--- begin SOURCE TEXT ---
Training Generative Adversarial Network-Based Vocoder with Limited Data Using Augmentation-Conditional Discriminator
Takuhiro Kaneko, Hirokazu Kameoka, Kou Tanaka
TL;DR
This paper tackles the data scarcity problem in GAN-based neural vocoders by introducing Augmentation-Conditional Discriminator (AugCondD), which conditions the discriminator on the augmentation state to prevent augmented samples from distorting the learning of the original speech distribution. AugCondD is integrated into a GAN-based vocoder framework and uses augmentation state $\mu$ derived from mixup-based data augmentation, with input concatenation to the discriminator ensuring the model learns both augmented and non-augmented distributions. Empirical results on LJSpeech show that AugCondD substantially improves speech quality under limited data while remaining competitive with strong baselines under full data; its general utility is demonstrated across different network architectures, augmentation methods (e.g., mixup and speaking-rate changes), and speakers. The approach is simple to implement and can be extended to end-to-end models and fine-tuning, offering a practical pathway to high-quality vocoding with limited data and reduced data-collection costs.
--- end SOURCE TEXT ---
--- begin DATA EXCERPTS ---
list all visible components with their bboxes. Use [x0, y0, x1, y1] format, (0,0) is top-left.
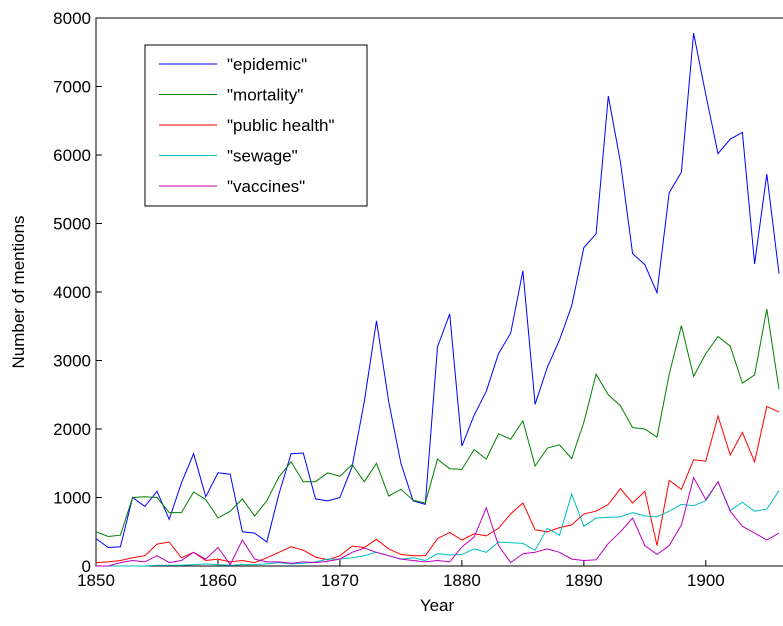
y-tick-label: 4000 [53, 283, 91, 302]
x-tick-label: 1860 [199, 571, 237, 590]
y-tick-label: 1000 [53, 489, 91, 508]
x-tick-label: 1880 [443, 571, 481, 590]
y-tick-label: 2000 [53, 420, 91, 439]
x-axis-label: Year [420, 596, 455, 615]
legend-label: "public health" [227, 116, 335, 135]
x-tick-label: 1900 [687, 571, 725, 590]
x-tick-label: 1850 [77, 571, 115, 590]
y-tick-label: 8000 [53, 9, 91, 28]
series-line [96, 476, 780, 567]
series-line [95, 309, 780, 538]
series-line [95, 405, 780, 564]
series-line [95, 33, 780, 549]
x-tick-label: 1870 [321, 571, 359, 590]
y-tick-label: 5000 [53, 215, 91, 234]
y-tick-label: 0 [82, 557, 91, 576]
series-line [96, 480, 780, 567]
legend-label: "epidemic" [227, 55, 307, 74]
y-axis-label: Number of mentions [9, 215, 28, 368]
legend-label: "vaccines" [227, 177, 305, 196]
y-tick-label: 3000 [53, 352, 91, 371]
y-tick-label: 7000 [53, 78, 91, 97]
x-tick-label: 1890 [565, 571, 603, 590]
legend-label: "sewage" [227, 147, 298, 166]
y-tick-label: 6000 [53, 146, 91, 165]
legend-label: "mortality" [227, 86, 303, 105]
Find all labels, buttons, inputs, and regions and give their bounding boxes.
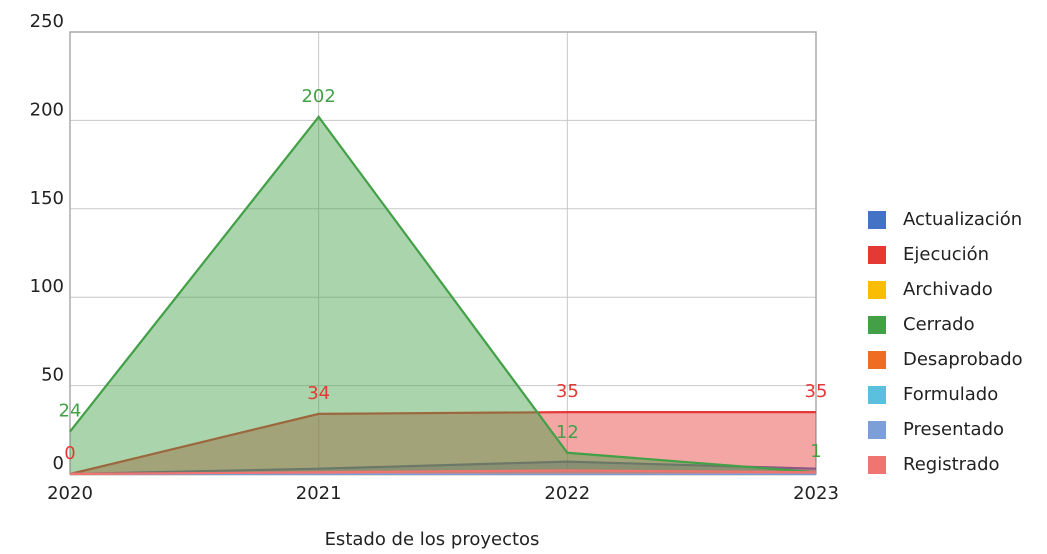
y-tick-label: 200 xyxy=(30,99,64,120)
line xyxy=(69,469,817,476)
legend-swatch xyxy=(868,421,886,439)
data-label: 1 xyxy=(810,441,821,462)
y-tick-label: 0 xyxy=(53,453,64,474)
data-label: 0 xyxy=(64,443,75,464)
legend-swatch xyxy=(868,316,886,334)
area xyxy=(70,116,816,474)
y-tick-label: 50 xyxy=(41,365,64,386)
legend-label: Registrado xyxy=(903,454,1000,475)
legend-label: Formulado xyxy=(903,384,998,405)
x-axis-label: Estado de los proyectos xyxy=(325,529,540,550)
x-tick-label: 2021 xyxy=(296,483,342,504)
line xyxy=(69,115,817,474)
data-label: 34 xyxy=(307,383,330,404)
y-tick-label: 250 xyxy=(30,11,64,32)
y-tick-label: 150 xyxy=(30,188,64,209)
legend-swatch xyxy=(868,281,886,299)
legend-label: Desaprobado xyxy=(903,349,1023,370)
data-label: 35 xyxy=(556,381,579,402)
x-tick-label: 2022 xyxy=(544,483,590,504)
legend-label: Archivado xyxy=(903,279,993,300)
x-tick-label: 2023 xyxy=(793,483,839,504)
legend-swatch xyxy=(868,211,886,229)
line xyxy=(69,411,816,476)
line xyxy=(69,460,817,476)
y-tick-label: 100 xyxy=(30,276,64,297)
legend-swatch xyxy=(868,456,886,474)
data-label: 24 xyxy=(59,401,82,422)
legend-label: Cerrado xyxy=(903,314,975,335)
data-label: 12 xyxy=(556,422,579,443)
x-tick-label: 2020 xyxy=(47,483,93,504)
legend-swatch xyxy=(868,386,886,404)
legend-label: Actualización xyxy=(903,209,1022,230)
legend-swatch xyxy=(868,351,886,369)
legend-label: Presentado xyxy=(903,419,1004,440)
legend-swatch xyxy=(868,246,886,264)
data-label: 202 xyxy=(301,86,335,107)
legend-label: Ejecución xyxy=(903,244,989,265)
data-label: 35 xyxy=(805,381,828,402)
--- end DATA EXCERPTS ---
**DIRECTIONS FOR THIS TASK**:
Continue the summary of the augmentation-conditional discriminator paper from where it stops. The material that comes after the text is separate from it.

**REPLY**:
Abstract
A generative adversarial network (GAN)-based vocoder trained with an adversarial discriminator is commonly used for speech synthesis because of its fast, lightweight, and high-quality characteristics. However, this data-driven model requires a large amount of training data incurring high data-collection costs. This fact motivates us to train a GAN-based vocoder on limited data. A promising solution is to augment the training data to avoid overfitting. However, a standard discriminator is unconditional and insensitive to distributional changes caused by data augmentation. Thus, augmented speech (which can be extraordinary) may be considered real speech. To address this issue, we propose an augmentation-conditional discriminator (AugCondD) that receives the augmentation state as input in addition to speech, thereby assessing the input speech according to the augmentation state, without inhibiting the learning of the original non-augmented distribution. Experimental results indicate that AugCondD improves speech quality under limited data conditions while achieving comparable speech quality under sufficient data conditions. Audio samples are available at https://www.kecl.ntt.co.jp/people/kaneko.takuhiro/projects/augcondd/.